Par ordonnance en date du 1er septembre 2022, le magistrat de la mise en état a prononcé la clôture de l’instruction et a fixé l’audience au 12 septembre 2022.
A l’appui de leur appel, par conclusions déposées par voie électronique le 11 juin 2020, les sociétés AER HOLDING, EUROFEU et EUROFEU SERVICES demandent à la cour de révoquer la précédente ordonnance de clôture prononcée le 21 décembre 2018 afin de pouvoir répliquer à la sommation interpellative délivrée par la partie adverse la veille. Sur le fond, elles invoquent des actes de désorganisation et de débauchages dont la société EUROFEU aurait été victime de la part de la société PROSUD présidée par monsieur [G], ancien salarié. Elles relèvent notamment les termes de l’un des salariés, monsieur [J], pour établir le caractère prémédité et systématique des 10 débauchages invoqués.
Les appelantes invoquent en outre un démarchage de la clientèle déloyal, notamment du fait de la présentation mensongère par des salariés de PROSUD soutenant agir pour la société EUROFEU ou EUROFEU SERVICES. Pour justifier du préjudice subi, les sociétés appelantes versent plusieurs documents comptables.

Exercice proposé A: Recopiez sans aucune modification le passage du texte de lecture allant de « Les appelantes invoquent » jusqu'à « plusieurs documents comptables. ».
Exercice proposé B: Indiquez, pour chacune des affirmations suivantes, si elle concorde avec le texte de lecture, en répondant par oui ou par non et en citant mot pour mot les termes décisifs : (i) l'audience a été fixée au 12 septembre 2022 ; (ii) la précédente ordonnance de clôture a été prononcée le 11 juin 2020 ; (iii) pour justifier du préjudice subi, les appelantes versent des attestations de clients.
Fondez-vous exclusivement sur le texte de lecture.

Données fournies:
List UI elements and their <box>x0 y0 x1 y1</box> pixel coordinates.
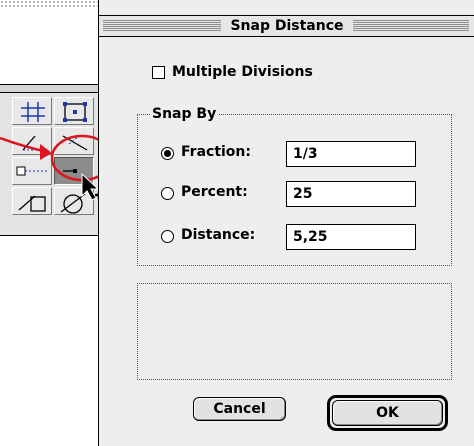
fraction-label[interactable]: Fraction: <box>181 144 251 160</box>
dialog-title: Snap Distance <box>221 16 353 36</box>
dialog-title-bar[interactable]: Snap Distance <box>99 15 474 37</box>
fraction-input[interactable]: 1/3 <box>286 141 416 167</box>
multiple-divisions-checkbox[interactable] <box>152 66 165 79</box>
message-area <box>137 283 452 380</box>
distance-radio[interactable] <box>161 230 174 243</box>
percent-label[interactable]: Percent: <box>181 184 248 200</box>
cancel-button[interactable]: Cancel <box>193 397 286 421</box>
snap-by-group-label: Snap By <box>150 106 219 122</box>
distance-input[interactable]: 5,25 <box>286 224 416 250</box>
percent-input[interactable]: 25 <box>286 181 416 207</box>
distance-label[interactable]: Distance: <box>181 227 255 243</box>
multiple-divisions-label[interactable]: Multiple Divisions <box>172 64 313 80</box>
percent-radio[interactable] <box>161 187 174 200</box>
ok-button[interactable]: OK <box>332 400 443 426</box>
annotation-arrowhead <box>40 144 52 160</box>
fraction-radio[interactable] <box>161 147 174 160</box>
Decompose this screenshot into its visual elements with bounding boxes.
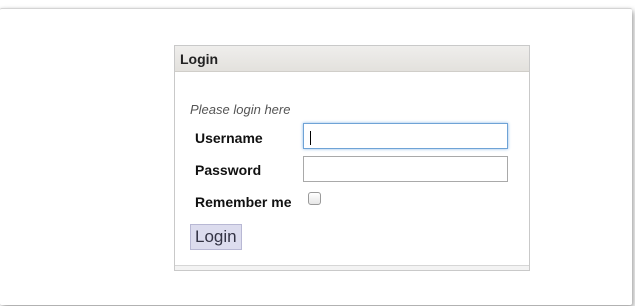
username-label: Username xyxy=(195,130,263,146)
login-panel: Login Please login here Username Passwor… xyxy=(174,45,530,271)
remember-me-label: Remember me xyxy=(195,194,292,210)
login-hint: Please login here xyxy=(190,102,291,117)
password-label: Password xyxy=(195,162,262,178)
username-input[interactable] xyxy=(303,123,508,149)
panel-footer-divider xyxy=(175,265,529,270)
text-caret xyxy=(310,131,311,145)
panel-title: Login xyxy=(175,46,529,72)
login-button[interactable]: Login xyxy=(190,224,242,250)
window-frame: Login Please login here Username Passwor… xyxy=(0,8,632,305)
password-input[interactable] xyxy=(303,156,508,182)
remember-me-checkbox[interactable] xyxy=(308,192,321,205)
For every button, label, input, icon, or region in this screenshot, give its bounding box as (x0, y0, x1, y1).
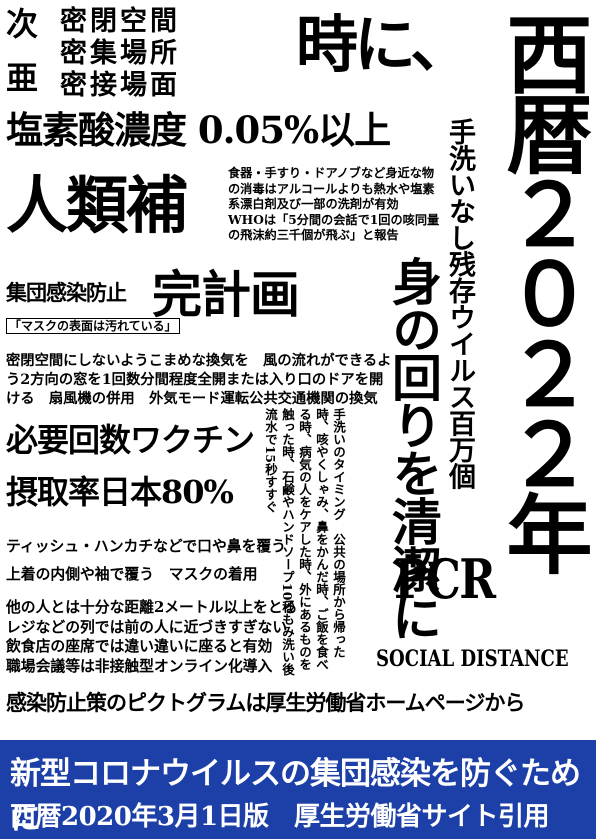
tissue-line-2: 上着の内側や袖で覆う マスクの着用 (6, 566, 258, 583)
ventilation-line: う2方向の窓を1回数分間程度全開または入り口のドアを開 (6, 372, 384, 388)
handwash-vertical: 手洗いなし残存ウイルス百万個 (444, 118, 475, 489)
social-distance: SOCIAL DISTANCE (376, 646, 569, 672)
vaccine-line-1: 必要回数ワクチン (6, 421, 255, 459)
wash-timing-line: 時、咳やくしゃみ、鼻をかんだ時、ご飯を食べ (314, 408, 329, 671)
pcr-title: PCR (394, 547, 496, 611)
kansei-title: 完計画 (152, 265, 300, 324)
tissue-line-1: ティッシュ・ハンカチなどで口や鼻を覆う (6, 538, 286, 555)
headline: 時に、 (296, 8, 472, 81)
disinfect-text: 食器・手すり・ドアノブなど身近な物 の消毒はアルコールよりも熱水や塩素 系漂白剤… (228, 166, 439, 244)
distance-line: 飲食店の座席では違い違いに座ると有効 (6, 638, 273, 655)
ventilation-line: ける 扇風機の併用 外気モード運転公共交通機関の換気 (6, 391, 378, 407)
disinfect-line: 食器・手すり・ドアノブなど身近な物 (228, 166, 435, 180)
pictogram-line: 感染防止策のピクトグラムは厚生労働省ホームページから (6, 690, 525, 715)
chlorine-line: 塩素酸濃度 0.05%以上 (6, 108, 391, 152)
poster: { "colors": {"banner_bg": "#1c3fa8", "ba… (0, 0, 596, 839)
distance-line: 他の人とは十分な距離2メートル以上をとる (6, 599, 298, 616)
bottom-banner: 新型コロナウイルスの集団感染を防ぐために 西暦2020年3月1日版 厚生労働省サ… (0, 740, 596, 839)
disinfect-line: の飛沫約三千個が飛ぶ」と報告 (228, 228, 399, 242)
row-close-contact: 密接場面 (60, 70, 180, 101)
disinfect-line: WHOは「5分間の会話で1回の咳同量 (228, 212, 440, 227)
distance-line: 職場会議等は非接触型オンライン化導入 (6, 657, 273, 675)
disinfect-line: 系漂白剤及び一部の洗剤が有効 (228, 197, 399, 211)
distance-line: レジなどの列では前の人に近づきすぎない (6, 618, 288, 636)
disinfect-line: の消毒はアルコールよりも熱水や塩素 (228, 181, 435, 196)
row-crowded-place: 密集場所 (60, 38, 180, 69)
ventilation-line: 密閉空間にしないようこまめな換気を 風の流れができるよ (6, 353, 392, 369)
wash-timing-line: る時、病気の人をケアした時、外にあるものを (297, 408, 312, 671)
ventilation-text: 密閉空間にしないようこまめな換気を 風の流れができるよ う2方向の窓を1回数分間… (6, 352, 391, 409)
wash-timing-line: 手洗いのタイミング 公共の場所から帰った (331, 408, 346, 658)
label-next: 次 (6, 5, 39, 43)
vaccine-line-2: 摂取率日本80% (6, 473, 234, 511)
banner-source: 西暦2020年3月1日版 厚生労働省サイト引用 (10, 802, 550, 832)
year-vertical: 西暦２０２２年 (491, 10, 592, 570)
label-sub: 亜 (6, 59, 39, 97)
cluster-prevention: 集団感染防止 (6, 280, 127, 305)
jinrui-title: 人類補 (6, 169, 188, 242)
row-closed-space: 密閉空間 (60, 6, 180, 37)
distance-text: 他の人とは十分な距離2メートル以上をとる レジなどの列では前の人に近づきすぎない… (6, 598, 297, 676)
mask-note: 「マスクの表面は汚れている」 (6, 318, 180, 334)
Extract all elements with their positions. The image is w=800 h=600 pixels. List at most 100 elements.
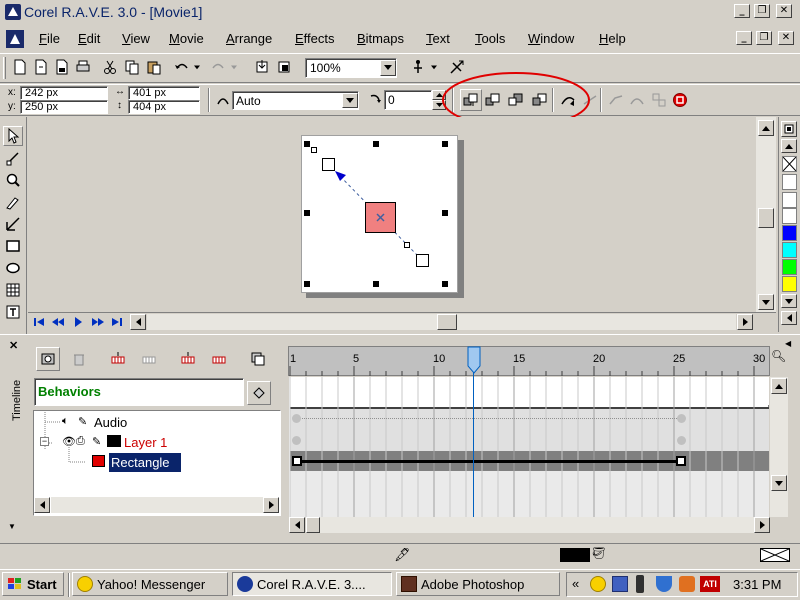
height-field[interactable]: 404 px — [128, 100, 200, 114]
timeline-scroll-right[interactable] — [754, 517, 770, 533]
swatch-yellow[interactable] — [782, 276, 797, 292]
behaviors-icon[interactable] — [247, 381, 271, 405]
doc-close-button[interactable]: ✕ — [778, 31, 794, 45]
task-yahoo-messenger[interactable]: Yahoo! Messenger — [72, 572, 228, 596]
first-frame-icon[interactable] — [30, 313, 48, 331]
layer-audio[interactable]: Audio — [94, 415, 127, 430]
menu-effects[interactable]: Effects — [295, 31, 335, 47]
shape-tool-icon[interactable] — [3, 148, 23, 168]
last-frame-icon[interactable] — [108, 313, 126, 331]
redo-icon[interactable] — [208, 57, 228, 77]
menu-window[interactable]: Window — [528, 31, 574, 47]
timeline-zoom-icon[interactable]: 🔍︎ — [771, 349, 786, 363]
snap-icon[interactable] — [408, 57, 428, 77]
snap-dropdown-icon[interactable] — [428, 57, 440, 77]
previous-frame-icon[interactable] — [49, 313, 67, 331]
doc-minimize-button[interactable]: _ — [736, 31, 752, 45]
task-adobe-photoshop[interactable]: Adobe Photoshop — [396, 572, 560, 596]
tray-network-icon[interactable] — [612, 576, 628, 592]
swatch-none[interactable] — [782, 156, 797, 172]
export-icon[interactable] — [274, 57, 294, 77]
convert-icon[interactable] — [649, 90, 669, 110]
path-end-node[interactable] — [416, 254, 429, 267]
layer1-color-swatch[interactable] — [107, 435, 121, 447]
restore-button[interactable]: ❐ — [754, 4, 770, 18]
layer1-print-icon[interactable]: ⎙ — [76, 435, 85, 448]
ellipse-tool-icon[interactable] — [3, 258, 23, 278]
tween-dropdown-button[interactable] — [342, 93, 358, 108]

Corrigé A:
Les appelantes invoquent en outre un démarchage de la clientèle déloyal, notamment du fait de la présentation mensongère par des salariés de PROSUD soutenant agir pour la société EUROFEU ou EUROFEU SERVICES. Pour justifier du préjudice subi, les sociétés appelantes versent plusieurs documents comptables.

Corrigé B:
(i) Oui : « a fixé l’audience au 12 septembre 2022 ».
(ii) Non : « la précédente ordonnance de clôture prononcée le 21 décembre 2018 ».
(iii) Non : « les sociétés appelantes versent plusieurs documents comptables ».